**The request:** Render every line of the data below as a Markdown table with the columns Row and Line, numbering the rows in order. Skip blank lines and leave the pictures out.
· · · · · · ·
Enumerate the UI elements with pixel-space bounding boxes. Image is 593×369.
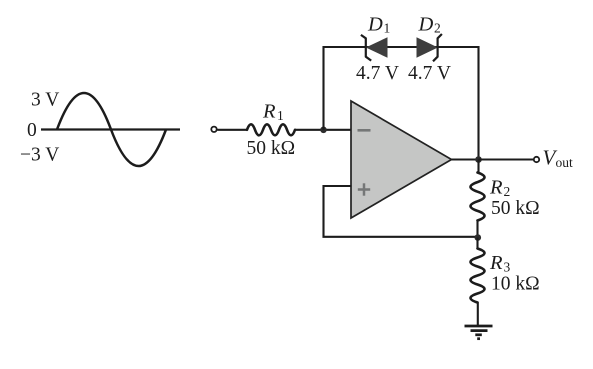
label 0 [27, 120, 37, 141]
label 4.7 V (D2) [408, 63, 451, 84]
input sine waveform axis [41, 128, 180, 130]
svg-text:−3 V: −3 V [20, 145, 59, 166]
svg-text:10 kΩ: 10 kΩ [491, 274, 540, 295]
svg-text:4.7 V: 4.7 V [408, 63, 451, 84]
svg-text:2: 2 [434, 21, 441, 36]
resistor R2 [471, 173, 485, 221]
svg-text:4.7 V: 4.7 V [356, 63, 399, 84]
resistor R1 [247, 124, 295, 135]
wire: op-amp output to output node [451, 158, 479, 160]
terminal Vout (open circle) [534, 157, 539, 162]
ground [465, 326, 493, 339]
label -3 V [20, 145, 59, 166]
svg-text:R: R [489, 252, 503, 274]
op-amp U1 triangle [351, 101, 452, 218]
wire: R2 to divider junction [476, 221, 478, 238]
diode D2 (zener, pointing right) triangle [417, 38, 437, 57]
wire: junction up to feedback loop [322, 46, 324, 130]
label R2 [489, 177, 510, 200]
resistor R3 [471, 249, 485, 303]
label R3 [489, 252, 511, 275]
svg-text:R: R [489, 177, 503, 199]
wire: output node down to R2 [477, 160, 479, 174]
svg-text:1: 1 [384, 21, 391, 36]
label R1 [262, 101, 284, 124]
diode D1 zener cathode bar [361, 35, 371, 61]
svg-text:D: D [367, 13, 383, 35]
label 4.7 V (D1) [356, 63, 399, 84]
wire: divider junction to R3 [476, 238, 478, 250]
wire: feedback loop right vertical down to output [477, 46, 479, 160]
wire: output node to Vout terminal [479, 158, 534, 160]
svg-text:50 kΩ: 50 kΩ [247, 138, 296, 159]
diode D2 zener cathode bar [433, 34, 442, 61]
label 50 kOhm (R1) [247, 138, 296, 159]
wire: R1 to op-amp inverting input [295, 129, 352, 131]
wire: non-inverting input feedback (left, down, right) [324, 186, 479, 237]
wire: R3 to ground [477, 303, 479, 327]
svg-text:D: D [418, 13, 434, 35]
svg-text:50 kΩ: 50 kΩ [491, 198, 540, 219]
wire: top feedback horizontal [323, 46, 480, 48]
op-amp inverting input symbol (minus) [358, 129, 371, 132]
input terminal (open circle) [211, 127, 216, 132]
label 50 kOhm (R2) [491, 198, 540, 219]
label D1 [367, 13, 390, 35]
svg-text:0: 0 [27, 120, 37, 141]
label D2 [418, 13, 441, 35]
svg-text:R: R [262, 101, 276, 123]
svg-text:2: 2 [504, 184, 511, 199]
node: output junction [475, 156, 482, 163]
diode D1 (zener, pointing left) triangle [367, 38, 387, 57]
wire: input terminal to R1 [217, 129, 247, 131]
label 10 kOhm (R3) [491, 274, 540, 295]
label 3 V [31, 90, 59, 111]
node: inverting input junction [320, 127, 327, 134]
input sine waveform curve [57, 93, 166, 166]
svg-text:3: 3 [504, 260, 511, 275]
label Vout [543, 146, 574, 170]
svg-text:3 V: 3 V [31, 90, 59, 111]
op-amp non-inverting input symbol (plus) [358, 183, 370, 195]
svg-text:out: out [556, 155, 574, 170]
node: R2/R3 divider junction [475, 234, 482, 241]
svg-text:1: 1 [277, 108, 284, 123]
· · · · · · ·
**Solution for this task:**
| Row | Line |
|---|---|
| 1 | Enumerate the UI elements with pixel-space bounding boxes. Image is 593×369. |
| 2 | label 0 [27, 120, 37, 141] |
| 3 | label 4.7 V (D2) [408, 63, 451, 84] |
| 4 | input sine waveform axis [41, 128, 180, 130] |
| 5 | svg-text:−3 V: −3 V [20, 145, 59, 166] |
| 6 | svg-text:10 kΩ: 10 kΩ [491, 274, 540, 295] |
| 7 | svg-text:4.7 V: 4.7 V [408, 63, 451, 84] |
| 8 | svg-text:2: 2 [434, 21, 441, 36] |
| 9 | resistor R2 [471, 173, 485, 221] |
| 10 | svg-text:4.7 V: 4.7 V [356, 63, 399, 84] |
| 11 | resistor R1 [247, 124, 295, 135] |
| 12 | wire: op-amp output to output node [451, 158, 479, 160] |
| 13 | terminal Vout (open circle) [534, 157, 539, 162] |
| 14 | ground [465, 326, 493, 339] |
| 15 | label -3 V [20, 145, 59, 166] |
| 16 | svg-text:R: R [489, 252, 503, 274] |
| 17 | op-amp U1 triangle [351, 101, 452, 218] |
| 18 | wire: R2 to divider junction [476, 221, 478, 238] |
| 19 | diode D2 (zener, pointing right) triangle [417, 38, 437, 57] |
| 20 | wire: junction up to feedback loop [322, 46, 324, 130] |
| 21 | label R2 [489, 177, 510, 200] |
| 22 | resistor R3 [471, 249, 485, 303] |
| 23 | label R3 [489, 252, 511, 275] |
| 24 | svg-text:R: R [489, 177, 503, 199] |
| 25 | wire: output node down to R2 [477, 160, 479, 174] |
| 26 | svg-text:1: 1 [384, 21, 391, 36] |
| 27 | label R1 [262, 101, 284, 124] |
| 28 | diode D1 zener cathode bar [361, 35, 371, 61] |
| 29 | svg-text:D: D [367, 13, 383, 35] |
| 30 | label 4.7 V (D1) [356, 63, 399, 84] |
| 31 | wire: divider junction to R3 [476, 238, 478, 250] |
| 32 | wire: feedback loop right vertical down to output [477, 46, 479, 160] |
| 33 | wire: output node to Vout terminal [479, 158, 534, 160] |
| 34 | svg-text:50 kΩ: 50 kΩ [247, 138, 296, 159] |
| 35 | diode D2 zener cathode bar [433, 34, 442, 61] |
| 36 | label 50 kOhm (R1) [247, 138, 296, 159] |
| 37 | wire: R1 to op-amp inverting input [295, 129, 352, 131] |
| 38 | wire: non-inverting input feedback (left, down, right) [324, 186, 479, 237] |
| 39 | wire: R3 to ground [477, 303, 479, 327] |
| 40 | svg-text:D: D [418, 13, 434, 35] |
| 41 | svg-text:50 kΩ: 50 kΩ [491, 198, 540, 219] |
| 42 | wire: top feedback horizontal [323, 46, 480, 48] |
| 43 | op-amp inverting input symbol (minus) [358, 129, 371, 132] |
| 44 | input terminal (open circle) [211, 127, 216, 132] |
| 45 | label 50 kOhm (R2) [491, 198, 540, 219] |
| 46 | label D1 [367, 13, 390, 35] |
| 47 | svg-text:0: 0 [27, 120, 37, 141] |
| 48 | label D2 [418, 13, 441, 35] |
| 49 | svg-text:R: R [262, 101, 276, 123] |
| 50 | svg-text:2: 2 [504, 184, 511, 199] |
| 51 | node: output junction [475, 156, 482, 163] |
| 52 | diode D1 (zener, pointing left) triangle [367, 38, 387, 57] |
| 53 | wire: input terminal to R1 [217, 129, 247, 131] |
| 54 | label 10 kOhm (R3) [491, 274, 540, 295] |
| 55 | label 3 V [31, 90, 59, 111] |
| 56 | node: inverting input junction [320, 127, 327, 134] |
| 57 | input sine waveform curve [57, 93, 166, 166] |
| 58 | svg-text:3: 3 [504, 260, 511, 275] |
| 59 | label Vout [543, 146, 574, 170] |
| 60 | svg-text:3 V: 3 V [31, 90, 59, 111] |
| 61 | op-amp non-inverting input symbol (plus) [358, 183, 370, 195] |
| 62 | svg-text:out: out [556, 155, 574, 170] |
| 63 | node: R2/R3 divider junction [475, 234, 482, 241] |
| 64 | svg-text:1: 1 [277, 108, 284, 123] |